* [ФРАГМЕНТ ТЕКСТА]:
Но после появления конвейера труд подчинился капиталу уже реально – если на мануфактуре рабочие являются членами одного живого организма, то на фабрике рабочие принадлежат мертвому механизму как его живые придатки. В конце ХХ в. фирмы стремились к тому, чтобы из каждой минуты обе руки рабочего были включены в производство 57 секунд, однако за воротами предприятия рабочий принадлежал себе. Ответом на такой второй уровень угнетения стали революция 1918 г. в Германии, Испанская республика 1936 г, правительство народного единства в Чили 70 гг. После второй мировой войны высокоразвитые страны, а затем и весь мир перешли в третью стадию подчинения труда капиталу – в тотальное подчинение, распространяющееся также на сам процесс воспроизводства рабочей силы. Это как раз то, что мы доказали выше теоретическими аргументами. Во времена классического капитализма этот способ проявлял себя в наиболее примитивной форме распространения капиталистической эксплуатации на работу на дому. Ныне власть капитала нигде не оставляет человека труда «у себя» – ни на работе, ни дома, ни на отдыхе, где провозглашается плюралистический принцип «хочешь – смотри, хочешь – не смотри», но выбора и выхода из идеологии нет.

Несмотря на то что в отдельных странах возможно сохранение первого или второго способа доминации капитала, объединение мировой экономики и культуры не оставляет на планете мест, где трудящиеся оставались бы вне воздействия со стороны организованного во всемирном масштабе класса капиталистов. Это и есть глобализация без всякой мистификации и теологических ухищрений! Единственная попытка сопротивления третьему уровню подчинения была интегрирована в систему индустриализма весной 1968 г., что открыло переход к постиндустриальному обществу. Вопрос о сроках перехода от старой формации к новой выходит за рамки нашего анализа. Заметим лишь, что этот период следует сравнивать не с переходом от феодализма к капитализму, но с переходом от первобытнообщинного строя к классовому обществу, который занял повсеместно около двух тысяч лет. Однако периодизация развития общества, основанная на технико-технологическом анализе развития производительных сил, позволяет выделить важнейшие и существенные черты индустриального общества как фазы капиталистического развития – империализма. Эта фаза переходит в фазу постиндустриального общества, означающую ступень деградации и упадка производительных сил в результате становления тотальной доминации капитала. Третий способ подчинения труда капиталу является последним, а это значит, что преодоление его будет полным и окончательным освобождением человечества, хотя и самым трудным, неизбежным и радикальным действием в истории. Речь идет не о религиозном «конце света», но о крушении всего старого мира постиндустриализма, о рождении неоиндустриализма1. Сегодня сохранение старого общества и его воспроизводство достигается в условиях реальной доминации капитала в первую очередь средствами идеологии.

(Фрагмент файла данных)
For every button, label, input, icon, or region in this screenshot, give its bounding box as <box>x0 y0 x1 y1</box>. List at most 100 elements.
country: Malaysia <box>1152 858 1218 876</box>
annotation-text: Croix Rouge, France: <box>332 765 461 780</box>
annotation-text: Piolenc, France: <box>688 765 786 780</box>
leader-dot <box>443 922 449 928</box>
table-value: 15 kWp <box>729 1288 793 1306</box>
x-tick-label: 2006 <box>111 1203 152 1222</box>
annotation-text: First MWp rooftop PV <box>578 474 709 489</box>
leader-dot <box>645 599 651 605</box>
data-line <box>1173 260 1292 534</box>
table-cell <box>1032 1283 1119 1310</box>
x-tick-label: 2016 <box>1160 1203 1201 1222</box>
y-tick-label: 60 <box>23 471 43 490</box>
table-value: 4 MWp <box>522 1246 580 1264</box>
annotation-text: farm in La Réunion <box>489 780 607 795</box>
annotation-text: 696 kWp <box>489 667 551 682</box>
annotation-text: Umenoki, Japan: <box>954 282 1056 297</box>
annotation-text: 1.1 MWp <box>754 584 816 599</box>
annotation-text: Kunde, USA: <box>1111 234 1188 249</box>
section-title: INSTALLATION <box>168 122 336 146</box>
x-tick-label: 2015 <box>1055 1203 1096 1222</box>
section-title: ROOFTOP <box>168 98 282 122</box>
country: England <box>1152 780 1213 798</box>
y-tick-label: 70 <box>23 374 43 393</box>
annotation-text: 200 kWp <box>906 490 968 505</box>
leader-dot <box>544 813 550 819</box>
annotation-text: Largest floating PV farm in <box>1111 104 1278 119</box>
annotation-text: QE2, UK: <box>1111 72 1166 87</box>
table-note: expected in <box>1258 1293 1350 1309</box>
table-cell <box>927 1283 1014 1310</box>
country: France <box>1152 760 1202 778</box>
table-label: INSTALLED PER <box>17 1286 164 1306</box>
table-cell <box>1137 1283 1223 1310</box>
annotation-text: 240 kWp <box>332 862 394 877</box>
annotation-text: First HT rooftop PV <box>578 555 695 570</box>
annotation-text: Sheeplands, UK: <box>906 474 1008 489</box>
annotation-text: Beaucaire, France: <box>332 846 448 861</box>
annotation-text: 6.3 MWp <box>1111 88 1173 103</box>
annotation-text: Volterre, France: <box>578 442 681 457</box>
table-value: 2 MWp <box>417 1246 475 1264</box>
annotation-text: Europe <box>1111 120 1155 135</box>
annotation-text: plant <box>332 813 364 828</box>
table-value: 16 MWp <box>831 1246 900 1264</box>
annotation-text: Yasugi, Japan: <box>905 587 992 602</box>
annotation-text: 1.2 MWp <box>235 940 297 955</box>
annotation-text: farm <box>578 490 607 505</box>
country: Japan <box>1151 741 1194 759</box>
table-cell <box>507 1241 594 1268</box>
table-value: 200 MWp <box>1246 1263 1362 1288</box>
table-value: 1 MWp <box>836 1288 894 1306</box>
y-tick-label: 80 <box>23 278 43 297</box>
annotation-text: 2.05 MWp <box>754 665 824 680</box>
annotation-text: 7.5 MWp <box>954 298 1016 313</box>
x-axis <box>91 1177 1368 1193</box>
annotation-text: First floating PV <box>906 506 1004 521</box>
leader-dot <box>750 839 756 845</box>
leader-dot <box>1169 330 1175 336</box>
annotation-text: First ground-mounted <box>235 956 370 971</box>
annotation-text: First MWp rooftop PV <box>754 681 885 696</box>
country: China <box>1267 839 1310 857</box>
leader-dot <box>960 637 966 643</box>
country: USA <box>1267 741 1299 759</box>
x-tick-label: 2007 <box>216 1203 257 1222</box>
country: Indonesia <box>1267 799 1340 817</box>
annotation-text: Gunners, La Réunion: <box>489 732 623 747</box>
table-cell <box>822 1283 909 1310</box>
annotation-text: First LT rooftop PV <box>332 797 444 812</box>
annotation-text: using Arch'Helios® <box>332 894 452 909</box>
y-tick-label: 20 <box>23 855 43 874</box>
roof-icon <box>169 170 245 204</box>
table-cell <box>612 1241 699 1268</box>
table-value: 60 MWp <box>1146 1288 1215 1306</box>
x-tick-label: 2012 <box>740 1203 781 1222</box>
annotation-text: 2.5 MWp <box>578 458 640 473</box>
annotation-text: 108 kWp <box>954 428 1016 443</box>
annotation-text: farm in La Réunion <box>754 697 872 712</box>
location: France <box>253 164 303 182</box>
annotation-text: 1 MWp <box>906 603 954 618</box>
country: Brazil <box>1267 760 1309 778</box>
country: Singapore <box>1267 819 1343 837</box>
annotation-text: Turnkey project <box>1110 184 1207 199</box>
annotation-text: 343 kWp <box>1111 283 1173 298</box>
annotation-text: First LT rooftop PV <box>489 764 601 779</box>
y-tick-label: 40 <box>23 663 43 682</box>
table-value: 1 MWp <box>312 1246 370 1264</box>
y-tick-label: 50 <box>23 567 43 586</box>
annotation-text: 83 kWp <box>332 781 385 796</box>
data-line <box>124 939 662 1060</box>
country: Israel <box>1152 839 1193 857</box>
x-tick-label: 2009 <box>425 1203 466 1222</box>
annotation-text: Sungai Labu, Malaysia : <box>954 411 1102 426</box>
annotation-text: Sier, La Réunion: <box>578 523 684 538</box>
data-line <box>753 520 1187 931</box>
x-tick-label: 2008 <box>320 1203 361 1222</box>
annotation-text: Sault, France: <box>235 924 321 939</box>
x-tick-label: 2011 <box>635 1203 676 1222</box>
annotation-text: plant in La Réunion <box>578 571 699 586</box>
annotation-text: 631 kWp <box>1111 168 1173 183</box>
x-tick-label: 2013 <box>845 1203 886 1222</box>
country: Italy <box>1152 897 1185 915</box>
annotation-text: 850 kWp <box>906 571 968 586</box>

--

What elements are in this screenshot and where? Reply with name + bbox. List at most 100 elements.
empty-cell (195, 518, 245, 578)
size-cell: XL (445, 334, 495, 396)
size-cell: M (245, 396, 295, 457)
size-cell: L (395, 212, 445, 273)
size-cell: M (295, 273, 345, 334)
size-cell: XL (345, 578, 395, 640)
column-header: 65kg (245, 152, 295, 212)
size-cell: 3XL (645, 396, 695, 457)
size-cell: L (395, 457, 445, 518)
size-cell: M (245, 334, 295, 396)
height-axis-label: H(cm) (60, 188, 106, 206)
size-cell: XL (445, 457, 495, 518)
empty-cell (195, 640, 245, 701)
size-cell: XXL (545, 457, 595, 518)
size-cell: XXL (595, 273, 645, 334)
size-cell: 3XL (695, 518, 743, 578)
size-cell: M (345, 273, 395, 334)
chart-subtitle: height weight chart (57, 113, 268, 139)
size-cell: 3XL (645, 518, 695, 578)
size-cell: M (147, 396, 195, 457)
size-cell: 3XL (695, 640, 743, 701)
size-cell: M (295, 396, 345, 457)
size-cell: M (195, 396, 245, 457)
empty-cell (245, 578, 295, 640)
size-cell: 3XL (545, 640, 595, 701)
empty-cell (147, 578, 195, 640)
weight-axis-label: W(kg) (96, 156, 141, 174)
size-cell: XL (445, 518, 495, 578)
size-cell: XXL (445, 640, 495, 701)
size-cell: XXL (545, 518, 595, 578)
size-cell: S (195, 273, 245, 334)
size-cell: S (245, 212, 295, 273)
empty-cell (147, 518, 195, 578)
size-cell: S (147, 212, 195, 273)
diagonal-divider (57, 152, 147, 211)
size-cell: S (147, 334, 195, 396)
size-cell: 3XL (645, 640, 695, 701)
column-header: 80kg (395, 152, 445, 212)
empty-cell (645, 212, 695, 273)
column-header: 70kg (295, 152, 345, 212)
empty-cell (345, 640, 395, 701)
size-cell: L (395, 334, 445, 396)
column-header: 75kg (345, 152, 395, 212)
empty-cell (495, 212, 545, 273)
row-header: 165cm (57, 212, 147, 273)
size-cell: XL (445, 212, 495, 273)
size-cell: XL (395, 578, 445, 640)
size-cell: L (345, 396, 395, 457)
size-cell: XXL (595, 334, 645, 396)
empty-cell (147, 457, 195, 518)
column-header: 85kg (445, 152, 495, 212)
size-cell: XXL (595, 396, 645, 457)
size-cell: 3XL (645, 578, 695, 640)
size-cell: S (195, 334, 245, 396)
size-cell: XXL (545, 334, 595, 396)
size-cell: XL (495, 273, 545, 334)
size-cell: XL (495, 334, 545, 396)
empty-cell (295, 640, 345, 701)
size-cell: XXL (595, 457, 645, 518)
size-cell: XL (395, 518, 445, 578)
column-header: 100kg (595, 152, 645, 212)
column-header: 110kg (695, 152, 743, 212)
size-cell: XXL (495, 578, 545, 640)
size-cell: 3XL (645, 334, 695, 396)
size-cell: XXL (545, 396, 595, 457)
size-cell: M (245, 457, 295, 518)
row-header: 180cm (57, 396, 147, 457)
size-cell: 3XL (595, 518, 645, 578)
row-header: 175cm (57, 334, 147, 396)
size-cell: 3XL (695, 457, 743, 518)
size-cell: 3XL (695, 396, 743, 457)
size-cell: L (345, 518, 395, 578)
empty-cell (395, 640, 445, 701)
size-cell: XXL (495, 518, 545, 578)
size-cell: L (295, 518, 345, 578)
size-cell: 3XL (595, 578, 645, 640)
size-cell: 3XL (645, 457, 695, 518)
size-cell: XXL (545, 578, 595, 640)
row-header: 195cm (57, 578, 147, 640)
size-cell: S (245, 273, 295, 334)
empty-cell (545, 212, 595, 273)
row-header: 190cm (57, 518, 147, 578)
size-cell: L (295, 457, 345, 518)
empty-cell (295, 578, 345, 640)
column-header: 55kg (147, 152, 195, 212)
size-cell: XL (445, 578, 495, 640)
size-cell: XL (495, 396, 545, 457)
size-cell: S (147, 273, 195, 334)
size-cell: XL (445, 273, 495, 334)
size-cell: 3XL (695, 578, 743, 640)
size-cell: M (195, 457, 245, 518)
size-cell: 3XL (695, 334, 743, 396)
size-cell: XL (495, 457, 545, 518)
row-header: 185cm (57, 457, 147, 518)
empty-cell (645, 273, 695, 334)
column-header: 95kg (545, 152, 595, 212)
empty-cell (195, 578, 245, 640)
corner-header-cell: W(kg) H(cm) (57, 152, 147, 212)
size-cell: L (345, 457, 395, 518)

* [ЗАДАНИЕ]:
Продолжите текст о подчинении труда капиталу, начав сразу после его последнего предложения.

* [ОТВЕТ]:
Именно посредством усвоения определенных навыков, облаченных в массовое индоктринирование идеологии господствующего класса, происходит воспроизводство производственных отношений общественной формации. Механизмы, производящие этот жизненно важный результат, утаиваются повсеместно школьной идеологией, ибо это одна из существенных форм господствующей идеологии, представляющей школу нейтральной средой, лишенной идеологии, ибо это «среда мирская». Здесь учителя, как функционеры формации, уважающие «сознание» и «свободу» детей, смело доверенных им «родителями» (которые сами также свободны в качестве владельцев их собственных детей), открывают им путь к свободе, морали и ответственности в качестве будущих достойных взрослых на своем собственном примере и с помощью знаний, литературы и либеральных добродетелей. Сопротивление учителей идеологическому режиму подавляется системой и практикой обучения – хуже того, учителя вкладывают душу, изобретательность и чистосердечие в ее выполнение. Возникают пропагандируемые новые методы в образовании. Учителя так мало сомневаются, что самой своей преданностью поддерживают идеологическое представление о школе, которое делает ее сегодня столь «естественной», необходимо-полезной и благотворной в глазах современников, так же как нашим предшественникам в течение долгих веков церковь представлялась «естественной», необходимой и благородной.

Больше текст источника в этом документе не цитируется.